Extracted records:
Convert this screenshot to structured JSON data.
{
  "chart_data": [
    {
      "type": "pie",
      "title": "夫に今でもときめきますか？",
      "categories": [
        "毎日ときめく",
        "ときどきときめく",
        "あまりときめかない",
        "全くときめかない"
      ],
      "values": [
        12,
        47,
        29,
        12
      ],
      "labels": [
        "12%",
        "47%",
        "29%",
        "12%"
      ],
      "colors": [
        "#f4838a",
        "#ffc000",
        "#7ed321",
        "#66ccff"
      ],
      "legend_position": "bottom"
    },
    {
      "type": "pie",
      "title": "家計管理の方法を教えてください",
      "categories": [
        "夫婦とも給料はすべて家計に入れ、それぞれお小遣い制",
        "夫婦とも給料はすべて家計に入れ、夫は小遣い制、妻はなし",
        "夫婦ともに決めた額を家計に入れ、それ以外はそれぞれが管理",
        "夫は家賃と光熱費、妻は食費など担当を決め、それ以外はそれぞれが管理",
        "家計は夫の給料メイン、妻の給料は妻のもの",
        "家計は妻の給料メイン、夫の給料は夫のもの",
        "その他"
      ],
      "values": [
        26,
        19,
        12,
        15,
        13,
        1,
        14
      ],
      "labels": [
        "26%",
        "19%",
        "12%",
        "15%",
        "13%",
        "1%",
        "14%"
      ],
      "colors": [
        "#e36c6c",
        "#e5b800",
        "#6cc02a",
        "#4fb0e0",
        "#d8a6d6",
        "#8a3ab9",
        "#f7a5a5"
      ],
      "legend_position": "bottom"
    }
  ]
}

What to do: Isolate the lines that hold the word "夫婦とも給料はすべて家計に入れ" and copy all of them.

Answer to the exercise:
        "夫婦とも給料はすべて家計に入れ、それぞれお小遣い制",
        "夫婦とも給料はすべて家計に入れ、夫は小遣い制、妻はなし",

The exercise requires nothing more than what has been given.